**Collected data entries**
· · · · ·

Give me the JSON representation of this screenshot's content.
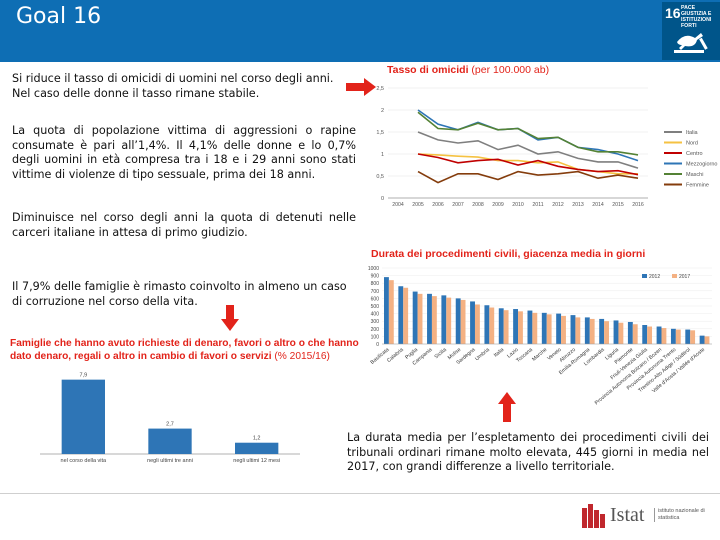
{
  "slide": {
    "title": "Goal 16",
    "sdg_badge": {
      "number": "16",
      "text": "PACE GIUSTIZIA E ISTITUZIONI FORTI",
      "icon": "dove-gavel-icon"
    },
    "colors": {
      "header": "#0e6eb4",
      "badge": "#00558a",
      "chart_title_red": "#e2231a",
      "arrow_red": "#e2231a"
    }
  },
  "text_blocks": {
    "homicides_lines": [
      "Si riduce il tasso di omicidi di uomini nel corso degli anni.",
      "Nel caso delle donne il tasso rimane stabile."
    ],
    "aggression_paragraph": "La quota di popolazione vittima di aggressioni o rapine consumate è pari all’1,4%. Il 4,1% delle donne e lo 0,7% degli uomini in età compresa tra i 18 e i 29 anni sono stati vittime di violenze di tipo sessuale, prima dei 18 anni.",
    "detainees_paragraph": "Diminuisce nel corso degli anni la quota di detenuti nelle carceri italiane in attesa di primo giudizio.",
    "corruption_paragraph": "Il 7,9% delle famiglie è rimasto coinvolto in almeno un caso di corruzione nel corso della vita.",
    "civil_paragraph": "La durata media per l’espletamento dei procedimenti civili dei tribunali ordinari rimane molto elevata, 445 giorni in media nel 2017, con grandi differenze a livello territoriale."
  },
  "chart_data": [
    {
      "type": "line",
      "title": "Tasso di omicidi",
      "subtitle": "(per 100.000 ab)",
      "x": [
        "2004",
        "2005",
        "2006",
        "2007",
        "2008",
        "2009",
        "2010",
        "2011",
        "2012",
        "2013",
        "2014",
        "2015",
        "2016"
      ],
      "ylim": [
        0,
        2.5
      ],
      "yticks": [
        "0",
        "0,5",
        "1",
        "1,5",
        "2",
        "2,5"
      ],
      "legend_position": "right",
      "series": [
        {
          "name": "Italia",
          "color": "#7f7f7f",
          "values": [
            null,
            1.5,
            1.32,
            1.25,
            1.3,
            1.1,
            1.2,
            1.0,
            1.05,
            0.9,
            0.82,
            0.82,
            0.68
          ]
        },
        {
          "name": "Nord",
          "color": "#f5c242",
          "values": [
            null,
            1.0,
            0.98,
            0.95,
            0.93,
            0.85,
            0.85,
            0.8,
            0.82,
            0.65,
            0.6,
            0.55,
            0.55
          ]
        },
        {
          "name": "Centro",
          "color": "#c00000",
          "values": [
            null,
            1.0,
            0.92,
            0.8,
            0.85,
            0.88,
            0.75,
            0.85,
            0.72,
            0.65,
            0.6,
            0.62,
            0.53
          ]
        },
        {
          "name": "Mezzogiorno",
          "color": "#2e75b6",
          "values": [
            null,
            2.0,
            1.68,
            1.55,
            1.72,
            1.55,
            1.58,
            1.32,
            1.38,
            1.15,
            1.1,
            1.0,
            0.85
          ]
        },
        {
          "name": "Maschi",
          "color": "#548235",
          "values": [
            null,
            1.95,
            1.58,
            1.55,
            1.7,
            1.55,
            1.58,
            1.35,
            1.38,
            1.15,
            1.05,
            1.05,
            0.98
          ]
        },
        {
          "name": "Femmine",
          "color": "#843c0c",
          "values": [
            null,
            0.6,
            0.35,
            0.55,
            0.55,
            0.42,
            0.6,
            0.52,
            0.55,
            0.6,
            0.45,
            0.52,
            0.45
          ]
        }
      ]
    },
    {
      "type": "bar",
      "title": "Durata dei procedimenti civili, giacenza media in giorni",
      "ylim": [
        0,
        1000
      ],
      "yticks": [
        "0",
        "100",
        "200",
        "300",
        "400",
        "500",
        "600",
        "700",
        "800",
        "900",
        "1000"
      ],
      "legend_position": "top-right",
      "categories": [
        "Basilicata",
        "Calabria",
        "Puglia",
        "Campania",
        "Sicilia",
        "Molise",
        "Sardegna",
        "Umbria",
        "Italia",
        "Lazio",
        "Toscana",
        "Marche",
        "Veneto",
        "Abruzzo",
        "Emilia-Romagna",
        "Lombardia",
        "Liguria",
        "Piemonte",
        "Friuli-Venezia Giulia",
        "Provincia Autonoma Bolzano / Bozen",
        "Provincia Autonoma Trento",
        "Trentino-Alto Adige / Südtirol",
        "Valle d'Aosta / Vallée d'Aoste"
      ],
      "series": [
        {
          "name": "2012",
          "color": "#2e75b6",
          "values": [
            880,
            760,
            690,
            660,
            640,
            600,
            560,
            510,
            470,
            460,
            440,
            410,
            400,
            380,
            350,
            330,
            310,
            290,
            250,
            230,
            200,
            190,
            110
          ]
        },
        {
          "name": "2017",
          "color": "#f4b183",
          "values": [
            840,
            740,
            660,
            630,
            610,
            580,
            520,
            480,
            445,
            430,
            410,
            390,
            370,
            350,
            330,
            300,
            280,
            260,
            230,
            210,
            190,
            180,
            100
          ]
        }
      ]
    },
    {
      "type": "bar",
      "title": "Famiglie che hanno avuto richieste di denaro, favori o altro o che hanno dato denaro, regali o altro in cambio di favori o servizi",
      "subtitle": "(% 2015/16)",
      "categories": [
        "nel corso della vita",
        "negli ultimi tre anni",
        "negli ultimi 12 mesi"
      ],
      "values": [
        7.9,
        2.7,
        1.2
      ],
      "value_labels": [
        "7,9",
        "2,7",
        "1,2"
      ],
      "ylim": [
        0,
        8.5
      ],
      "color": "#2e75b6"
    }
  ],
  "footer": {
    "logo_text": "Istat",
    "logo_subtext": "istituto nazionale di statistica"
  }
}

· · · · ·

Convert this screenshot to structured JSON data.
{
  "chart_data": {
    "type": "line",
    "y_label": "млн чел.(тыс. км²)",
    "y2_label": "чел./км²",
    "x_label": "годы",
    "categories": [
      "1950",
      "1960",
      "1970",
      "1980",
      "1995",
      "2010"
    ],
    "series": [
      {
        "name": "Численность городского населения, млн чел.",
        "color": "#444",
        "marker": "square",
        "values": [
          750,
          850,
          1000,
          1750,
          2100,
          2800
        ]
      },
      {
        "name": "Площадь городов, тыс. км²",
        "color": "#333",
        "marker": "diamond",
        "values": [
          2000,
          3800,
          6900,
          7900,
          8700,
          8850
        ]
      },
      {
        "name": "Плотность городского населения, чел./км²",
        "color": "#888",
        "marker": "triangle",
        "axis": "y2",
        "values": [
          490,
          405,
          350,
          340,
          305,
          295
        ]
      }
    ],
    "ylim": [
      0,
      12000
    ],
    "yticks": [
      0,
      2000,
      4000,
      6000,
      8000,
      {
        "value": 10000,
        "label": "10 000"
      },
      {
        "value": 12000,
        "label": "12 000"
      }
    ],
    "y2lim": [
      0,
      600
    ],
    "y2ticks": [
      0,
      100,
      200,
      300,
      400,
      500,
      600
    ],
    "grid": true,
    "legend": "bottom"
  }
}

· · · · ·

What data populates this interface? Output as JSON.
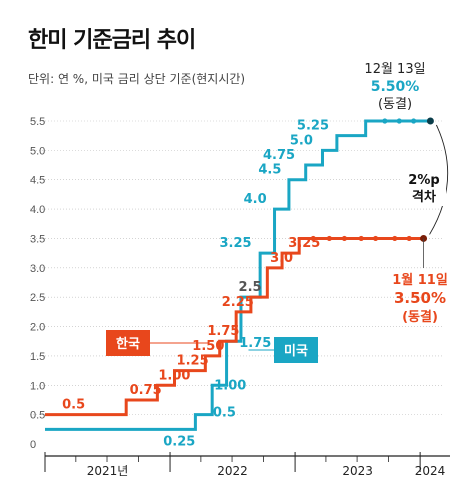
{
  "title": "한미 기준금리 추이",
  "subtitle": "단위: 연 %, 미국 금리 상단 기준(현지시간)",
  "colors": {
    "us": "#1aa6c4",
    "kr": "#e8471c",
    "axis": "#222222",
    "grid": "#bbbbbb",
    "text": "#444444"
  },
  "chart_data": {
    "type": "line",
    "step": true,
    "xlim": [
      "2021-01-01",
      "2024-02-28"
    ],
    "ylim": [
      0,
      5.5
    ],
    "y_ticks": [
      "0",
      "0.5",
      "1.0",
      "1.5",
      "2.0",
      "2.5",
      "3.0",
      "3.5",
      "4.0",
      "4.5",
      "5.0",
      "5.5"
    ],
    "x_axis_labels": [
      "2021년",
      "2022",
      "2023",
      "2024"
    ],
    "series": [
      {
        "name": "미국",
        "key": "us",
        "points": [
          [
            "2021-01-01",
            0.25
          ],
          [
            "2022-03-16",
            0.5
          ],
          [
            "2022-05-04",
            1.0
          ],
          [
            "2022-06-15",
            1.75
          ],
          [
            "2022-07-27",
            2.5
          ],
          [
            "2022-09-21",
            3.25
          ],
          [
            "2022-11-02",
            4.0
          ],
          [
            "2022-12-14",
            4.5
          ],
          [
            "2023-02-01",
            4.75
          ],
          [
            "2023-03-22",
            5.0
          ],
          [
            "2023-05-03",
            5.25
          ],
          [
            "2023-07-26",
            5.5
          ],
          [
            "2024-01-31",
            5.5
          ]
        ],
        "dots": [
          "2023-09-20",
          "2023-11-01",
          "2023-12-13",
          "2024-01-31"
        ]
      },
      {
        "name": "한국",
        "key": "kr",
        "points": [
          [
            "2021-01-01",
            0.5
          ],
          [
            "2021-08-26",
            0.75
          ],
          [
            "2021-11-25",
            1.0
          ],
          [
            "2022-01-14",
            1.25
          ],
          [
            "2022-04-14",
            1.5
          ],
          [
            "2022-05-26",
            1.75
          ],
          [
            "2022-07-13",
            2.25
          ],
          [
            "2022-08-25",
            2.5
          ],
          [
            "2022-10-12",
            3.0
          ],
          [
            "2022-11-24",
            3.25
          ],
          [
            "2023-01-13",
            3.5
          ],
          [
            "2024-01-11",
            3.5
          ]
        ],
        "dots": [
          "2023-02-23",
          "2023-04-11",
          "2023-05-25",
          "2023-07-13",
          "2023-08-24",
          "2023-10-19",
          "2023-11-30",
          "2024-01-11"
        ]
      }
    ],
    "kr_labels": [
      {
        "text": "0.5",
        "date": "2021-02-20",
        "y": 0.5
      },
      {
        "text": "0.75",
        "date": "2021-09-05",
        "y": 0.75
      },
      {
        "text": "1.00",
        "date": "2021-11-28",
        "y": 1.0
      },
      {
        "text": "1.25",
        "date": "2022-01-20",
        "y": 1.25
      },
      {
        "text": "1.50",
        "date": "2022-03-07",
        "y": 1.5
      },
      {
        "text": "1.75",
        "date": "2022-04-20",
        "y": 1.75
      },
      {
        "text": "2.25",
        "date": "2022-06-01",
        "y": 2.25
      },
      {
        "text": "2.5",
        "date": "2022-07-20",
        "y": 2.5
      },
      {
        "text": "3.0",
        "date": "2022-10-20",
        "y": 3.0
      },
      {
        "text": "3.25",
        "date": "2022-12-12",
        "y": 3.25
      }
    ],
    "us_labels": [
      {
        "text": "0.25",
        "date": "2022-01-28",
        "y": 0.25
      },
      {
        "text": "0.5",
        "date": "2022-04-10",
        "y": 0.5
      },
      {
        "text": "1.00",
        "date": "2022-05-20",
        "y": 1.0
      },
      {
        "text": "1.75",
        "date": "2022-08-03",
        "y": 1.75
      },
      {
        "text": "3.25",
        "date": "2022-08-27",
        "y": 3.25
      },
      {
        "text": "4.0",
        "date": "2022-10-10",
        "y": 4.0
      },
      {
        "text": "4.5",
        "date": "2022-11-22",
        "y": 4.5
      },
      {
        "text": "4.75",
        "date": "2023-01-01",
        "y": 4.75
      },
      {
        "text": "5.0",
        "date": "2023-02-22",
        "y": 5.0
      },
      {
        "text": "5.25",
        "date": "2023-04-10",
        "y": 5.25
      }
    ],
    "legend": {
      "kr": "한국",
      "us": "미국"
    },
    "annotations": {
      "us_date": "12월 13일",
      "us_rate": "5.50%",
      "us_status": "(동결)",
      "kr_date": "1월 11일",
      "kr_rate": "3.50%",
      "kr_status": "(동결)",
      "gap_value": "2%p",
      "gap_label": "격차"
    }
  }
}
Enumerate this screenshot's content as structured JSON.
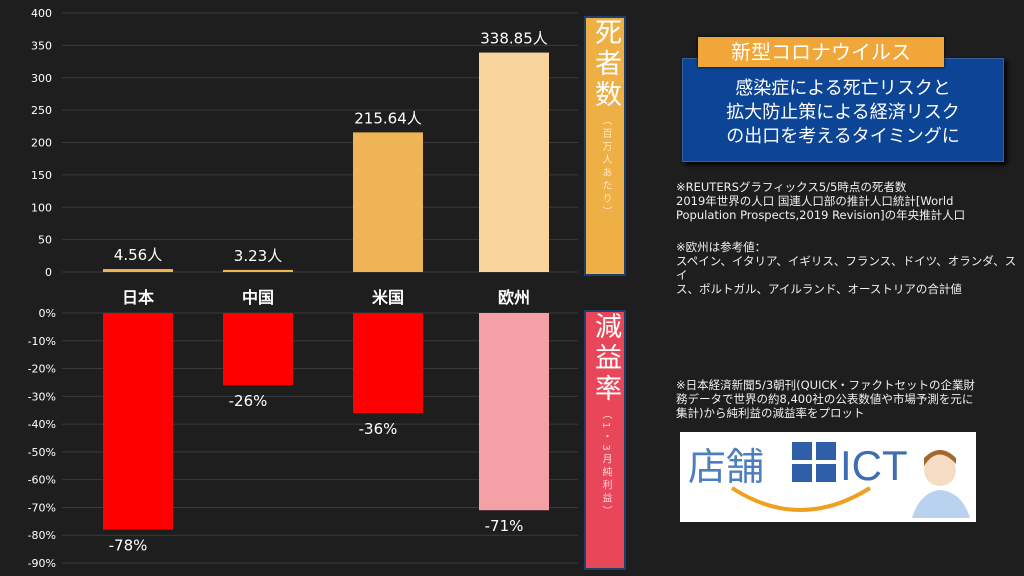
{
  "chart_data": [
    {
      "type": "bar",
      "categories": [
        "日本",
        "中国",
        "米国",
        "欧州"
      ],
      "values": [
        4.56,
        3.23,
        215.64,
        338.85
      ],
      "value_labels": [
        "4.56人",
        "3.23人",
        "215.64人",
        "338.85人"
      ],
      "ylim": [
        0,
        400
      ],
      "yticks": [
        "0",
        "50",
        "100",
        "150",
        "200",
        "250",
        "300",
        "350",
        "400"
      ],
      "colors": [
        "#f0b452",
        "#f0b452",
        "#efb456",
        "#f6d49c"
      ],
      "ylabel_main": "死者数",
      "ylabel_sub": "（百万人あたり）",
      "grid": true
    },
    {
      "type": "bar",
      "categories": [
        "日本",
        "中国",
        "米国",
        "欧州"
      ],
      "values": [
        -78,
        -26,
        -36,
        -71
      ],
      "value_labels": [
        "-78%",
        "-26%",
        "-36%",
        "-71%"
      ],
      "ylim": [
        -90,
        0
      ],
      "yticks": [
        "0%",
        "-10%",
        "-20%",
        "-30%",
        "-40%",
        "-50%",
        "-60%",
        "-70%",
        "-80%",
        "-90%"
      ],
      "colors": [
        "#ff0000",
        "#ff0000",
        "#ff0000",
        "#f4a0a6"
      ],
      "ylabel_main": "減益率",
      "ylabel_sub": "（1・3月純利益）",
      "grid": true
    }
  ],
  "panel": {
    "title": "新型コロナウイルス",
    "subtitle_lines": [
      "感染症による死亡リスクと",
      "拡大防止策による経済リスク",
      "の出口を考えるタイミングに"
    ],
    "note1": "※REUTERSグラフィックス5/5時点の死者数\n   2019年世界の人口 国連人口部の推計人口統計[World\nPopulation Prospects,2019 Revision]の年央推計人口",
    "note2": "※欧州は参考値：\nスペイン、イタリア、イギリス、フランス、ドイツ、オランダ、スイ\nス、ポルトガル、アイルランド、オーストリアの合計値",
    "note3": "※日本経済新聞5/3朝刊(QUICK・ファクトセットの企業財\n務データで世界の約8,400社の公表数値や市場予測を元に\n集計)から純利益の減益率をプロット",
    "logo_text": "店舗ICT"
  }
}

· · · · ·

**SET EXERCISE**
What is the number of lines in this listing that contain the word "quota"? Answer with that number and nothing else.

**FINAL ANSWER**
2